-- Start The data --

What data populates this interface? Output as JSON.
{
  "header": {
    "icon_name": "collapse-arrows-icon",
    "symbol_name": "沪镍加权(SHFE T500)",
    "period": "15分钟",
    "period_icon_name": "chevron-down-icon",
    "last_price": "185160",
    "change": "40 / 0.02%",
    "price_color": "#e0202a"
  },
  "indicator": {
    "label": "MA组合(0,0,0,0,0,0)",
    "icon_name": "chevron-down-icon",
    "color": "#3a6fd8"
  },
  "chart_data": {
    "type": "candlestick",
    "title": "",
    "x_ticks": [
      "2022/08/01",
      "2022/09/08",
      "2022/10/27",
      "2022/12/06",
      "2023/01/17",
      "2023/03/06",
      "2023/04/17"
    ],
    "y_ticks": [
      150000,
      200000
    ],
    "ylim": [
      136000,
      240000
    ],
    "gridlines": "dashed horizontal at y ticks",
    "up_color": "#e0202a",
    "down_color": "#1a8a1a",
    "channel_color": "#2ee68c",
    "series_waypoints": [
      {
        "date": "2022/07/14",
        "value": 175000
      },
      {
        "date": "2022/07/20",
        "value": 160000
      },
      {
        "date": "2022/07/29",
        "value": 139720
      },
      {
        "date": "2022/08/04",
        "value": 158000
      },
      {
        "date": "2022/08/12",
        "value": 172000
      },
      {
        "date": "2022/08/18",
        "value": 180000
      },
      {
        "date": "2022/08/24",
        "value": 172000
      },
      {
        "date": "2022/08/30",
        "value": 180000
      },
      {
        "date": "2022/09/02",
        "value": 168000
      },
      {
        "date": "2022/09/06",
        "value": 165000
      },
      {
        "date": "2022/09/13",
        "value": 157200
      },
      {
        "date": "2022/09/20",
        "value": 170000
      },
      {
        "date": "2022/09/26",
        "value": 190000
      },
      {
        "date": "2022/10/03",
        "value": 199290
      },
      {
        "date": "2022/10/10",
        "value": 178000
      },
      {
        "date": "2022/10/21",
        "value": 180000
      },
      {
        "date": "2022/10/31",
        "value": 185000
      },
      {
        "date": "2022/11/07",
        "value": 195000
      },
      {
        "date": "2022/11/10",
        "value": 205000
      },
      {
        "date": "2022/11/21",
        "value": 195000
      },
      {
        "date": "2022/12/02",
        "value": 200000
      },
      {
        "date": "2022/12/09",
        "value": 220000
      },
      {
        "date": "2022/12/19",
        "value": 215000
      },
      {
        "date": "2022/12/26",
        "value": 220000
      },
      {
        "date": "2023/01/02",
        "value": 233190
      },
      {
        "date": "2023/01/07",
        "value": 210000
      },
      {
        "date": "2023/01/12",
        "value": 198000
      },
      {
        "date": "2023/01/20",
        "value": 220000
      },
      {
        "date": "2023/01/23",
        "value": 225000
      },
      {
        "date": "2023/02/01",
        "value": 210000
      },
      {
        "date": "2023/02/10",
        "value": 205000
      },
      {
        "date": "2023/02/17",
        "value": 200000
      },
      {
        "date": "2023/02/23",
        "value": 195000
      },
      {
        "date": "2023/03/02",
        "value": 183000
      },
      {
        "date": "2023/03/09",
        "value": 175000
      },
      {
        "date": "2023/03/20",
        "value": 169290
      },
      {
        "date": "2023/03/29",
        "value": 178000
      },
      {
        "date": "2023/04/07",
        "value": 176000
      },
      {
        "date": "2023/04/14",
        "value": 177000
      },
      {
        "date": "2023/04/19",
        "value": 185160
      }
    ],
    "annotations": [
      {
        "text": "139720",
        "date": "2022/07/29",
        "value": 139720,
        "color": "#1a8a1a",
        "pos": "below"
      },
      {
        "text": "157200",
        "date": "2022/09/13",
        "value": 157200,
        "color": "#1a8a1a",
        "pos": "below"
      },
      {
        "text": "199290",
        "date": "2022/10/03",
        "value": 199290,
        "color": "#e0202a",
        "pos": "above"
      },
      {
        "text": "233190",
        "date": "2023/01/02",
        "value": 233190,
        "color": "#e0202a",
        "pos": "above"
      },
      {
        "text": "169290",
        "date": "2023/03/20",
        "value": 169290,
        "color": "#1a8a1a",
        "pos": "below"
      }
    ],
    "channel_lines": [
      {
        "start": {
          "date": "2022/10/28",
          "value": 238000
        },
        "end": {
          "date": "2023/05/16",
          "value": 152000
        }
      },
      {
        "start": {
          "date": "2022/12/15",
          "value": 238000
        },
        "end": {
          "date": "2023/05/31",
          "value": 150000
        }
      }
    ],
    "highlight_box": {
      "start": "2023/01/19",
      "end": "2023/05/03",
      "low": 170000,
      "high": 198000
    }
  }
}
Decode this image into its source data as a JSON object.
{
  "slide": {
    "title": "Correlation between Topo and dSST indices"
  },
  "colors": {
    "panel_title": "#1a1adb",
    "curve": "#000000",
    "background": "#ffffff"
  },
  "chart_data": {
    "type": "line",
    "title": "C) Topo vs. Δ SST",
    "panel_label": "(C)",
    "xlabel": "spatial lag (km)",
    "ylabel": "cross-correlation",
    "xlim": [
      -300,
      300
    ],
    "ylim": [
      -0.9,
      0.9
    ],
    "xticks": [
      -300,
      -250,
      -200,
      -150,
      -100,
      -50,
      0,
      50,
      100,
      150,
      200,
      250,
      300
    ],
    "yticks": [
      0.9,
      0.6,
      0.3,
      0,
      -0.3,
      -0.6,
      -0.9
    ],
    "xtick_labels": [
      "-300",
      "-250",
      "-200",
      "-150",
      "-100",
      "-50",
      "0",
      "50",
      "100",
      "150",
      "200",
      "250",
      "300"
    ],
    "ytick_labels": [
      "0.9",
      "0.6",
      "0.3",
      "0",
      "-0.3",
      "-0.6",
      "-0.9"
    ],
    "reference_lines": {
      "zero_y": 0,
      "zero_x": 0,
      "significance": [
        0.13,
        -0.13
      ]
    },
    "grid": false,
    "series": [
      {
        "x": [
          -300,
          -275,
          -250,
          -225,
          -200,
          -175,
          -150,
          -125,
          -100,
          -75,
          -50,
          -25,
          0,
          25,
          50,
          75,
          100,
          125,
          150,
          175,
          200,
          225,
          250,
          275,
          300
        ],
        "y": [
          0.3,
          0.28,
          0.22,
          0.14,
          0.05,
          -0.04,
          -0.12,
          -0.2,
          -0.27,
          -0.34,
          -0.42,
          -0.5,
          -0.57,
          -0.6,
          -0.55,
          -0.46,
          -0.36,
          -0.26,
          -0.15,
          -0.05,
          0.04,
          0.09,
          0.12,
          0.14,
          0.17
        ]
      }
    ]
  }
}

-- End The data --

Task to carry out
Quote all of the entries verbatim.

Written answer
What data populates this interface? Output as JSON.
{
  "header": {
    "icon_name": "collapse-arrows-icon",
    "symbol_name": "沪镍加权(SHFE T500)",
    "period": "15分钟",
    "period_icon_name": "chevron-down-icon",
    "last_price": "185160",
    "change": "40 / 0.02%",
    "price_color": "#e0202a"
  },
  "indicator": {
    "label": "MA组合(0,0,0,0,0,0)",
    "icon_name": "chevron-down-icon",
    "color": "#3a6fd8"
  },
  "chart_data": {
    "type": "candlestick",
    "title": "",
    "x_ticks": [
      "2022/08/01",
      "2022/09/08",
      "2022/10/27",
      "2022/12/06",
      "2023/01/17",
      "2023/03/06",
      "2023/04/17"
    ],
    "y_ticks": [
      150000,
      200000
    ],
    "ylim": [
      136000,
      240000
    ],
    "gridlines": "dashed horizontal at y ticks",
    "up_color": "#e0202a",
    "down_color": "#1a8a1a",
    "channel_color": "#2ee68c",
    "series_waypoints": [
      {
        "date": "2022/07/14",
        "value": 175000
      },
      {
        "date": "2022/07/20",
        "value": 160000
      },
      {
        "date": "2022/07/29",
        "value": 139720
      },
      {
        "date": "2022/08/04",
        "value": 158000
      },
      {
        "date": "2022/08/12",
        "value": 172000
      },
      {
        "date": "2022/08/18",
        "value": 180000
      },
      {
        "date": "2022/08/24",
        "value": 172000
      },
      {
        "date": "2022/08/30",
        "value": 180000
      },
      {
        "date": "2022/09/02",
        "value": 168000
      },
      {
        "date": "2022/09/06",
        "value": 165000
      },
      {
        "date": "2022/09/13",
        "value": 157200
      },
      {
        "date": "2022/09/20",
        "value": 170000
      },
      {
        "date": "2022/09/26",
        "value": 190000
      },
      {
        "date": "2022/10/03",
        "value": 199290
      },
      {
        "date": "2022/10/10",
        "value": 178000
      },
      {
        "date": "2022/10/21",
        "value": 180000
      },
      {
        "date": "2022/10/31",
        "value": 185000
      },
      {
        "date": "2022/11/07",
        "value": 195000
      },
      {
        "date": "2022/11/10",
        "value": 205000
      },
      {
        "date": "2022/11/21",
        "value": 195000
      },
      {
        "date": "2022/12/02",
        "value": 200000
      },
      {
        "date": "2022/12/09",
        "value": 220000
      },
      {
        "date": "2022/12/19",
        "value": 215000
      },
      {
        "date": "2022/12/26",
        "value": 220000
      },
      {
        "date": "2023/01/02",
        "value": 233190
      },
      {
        "date": "2023/01/07",
        "value": 210000
      },
      {
        "date": "2023/01/12",
        "value": 198000
      },
      {
        "date": "2023/01/20",
        "value": 220000
      },
      {
        "date": "2023/01/23",
        "value": 225000
      },
      {
        "date": "2023/02/01",
        "value": 210000
      },
      {
        "date": "2023/02/10",
        "value": 205000
      },
      {
        "date": "2023/02/17",
        "value": 200000
      },
      {
        "date": "2023/02/23",
        "value": 195000
      },
      {
        "date": "2023/03/02",
        "value": 183000
      },
      {
        "date": "2023/03/09",
        "value": 175000
      },
      {
        "date": "2023/03/20",
        "value": 169290
      },
      {
        "date": "2023/03/29",
        "value": 178000
      },
      {
        "date": "2023/04/07",
        "value": 176000
      },
      {
        "date": "2023/04/14",
        "value": 177000
      },
      {
        "date": "2023/04/19",
        "value": 185160
      }
    ],
    "annotations": [
      {
        "text": "139720",
        "date": "2022/07/29",
        "value": 139720,
        "color": "#1a8a1a",
        "pos": "below"
      },
      {
        "text": "157200",
        "date": "2022/09/13",
        "value": 157200,
        "color": "#1a8a1a",
        "pos": "below"
      },
      {
        "text": "199290",
        "date": "2022/10/03",
        "value": 199290,
        "color": "#e0202a",
        "pos": "above"
      },
      {
        "text": "233190",
        "date": "2023/01/02",
        "value": 233190,
        "color": "#e0202a",
        "pos": "above"
      },
      {
        "text": "169290",
        "date": "2023/03/20",
        "value": 169290,
        "color": "#1a8a1a",
        "pos": "below"
      }
    ],
    "channel_lines": [
      {
        "start": {
          "date": "2022/10/28",
          "value": 238000
        },
        "end": {
          "date": "2023/05/16",
          "value": 152000
        }
      },
      {
        "start": {
          "date": "2022/12/15",
          "value": 238000
        },
        "end": {
          "date": "2023/05/31",
          "value": 150000
        }
      }
    ],
    "highlight_box": {
      "start": "2023/01/19",
      "end": "2023/05/03",
      "low": 170000,
      "high": 198000
    }
  }
}
Decode this image into its source data as a JSON object.
{
  "slide": {
    "title": "Correlation between Topo and dSST indices"
  },
  "colors": {
    "panel_title": "#1a1adb",
    "curve": "#000000",
    "background": "#ffffff"
  },
  "chart_data": {
    "type": "line",
    "title": "C) Topo vs. Δ SST",
    "panel_label": "(C)",
    "xlabel": "spatial lag (km)",
    "ylabel": "cross-correlation",
    "xlim": [
      -300,
      300
    ],
    "ylim": [
      -0.9,
      0.9
    ],
    "xticks": [
      -300,
      -250,
      -200,
      -150,
      -100,
      -50,
      0,
      50,
      100,
      150,
      200,
      250,
      300
    ],
    "yticks": [
      0.9,
      0.6,
      0.3,
      0,
      -0.3,
      -0.6,
      -0.9
    ],
    "xtick_labels": [
      "-300",
      "-250",
      "-200",
      "-150",
      "-100",
      "-50",
      "0",
      "50",
      "100",
      "150",
      "200",
      "250",
      "300"
    ],
    "ytick_labels": [
      "0.9",
      "0.6",
      "0.3",
      "0",
      "-0.3",
      "-0.6",
      "-0.9"
    ],
    "reference_lines": {
      "zero_y": 0,
      "zero_x": 0,
      "significance": [
        0.13,
        -0.13
      ]
    },
    "grid": false,
    "series": [
      {
        "x": [
          -300,
          -275,
          -250,
          -225,
          -200,
          -175,
          -150,
          -125,
          -100,
          -75,
          -50,
          -25,
          0,
          25,
          50,
          75,
          100,
          125,
          150,
          175,
          200,
          225,
          250,
          275,
          300
        ],
        "y": [
          0.3,
          0.28,
          0.22,
          0.14,
          0.05,
          -0.04,
          -0.12,
          -0.2,
          -0.27,
          -0.34,
          -0.42,
          -0.5,
          -0.57,
          -0.6,
          -0.55,
          -0.46,
          -0.36,
          -0.26,
          -0.15,
          -0.05,
          0.04,
          0.09,
          0.12,
          0.14,
          0.17
        ]
      }
    ]
  }
}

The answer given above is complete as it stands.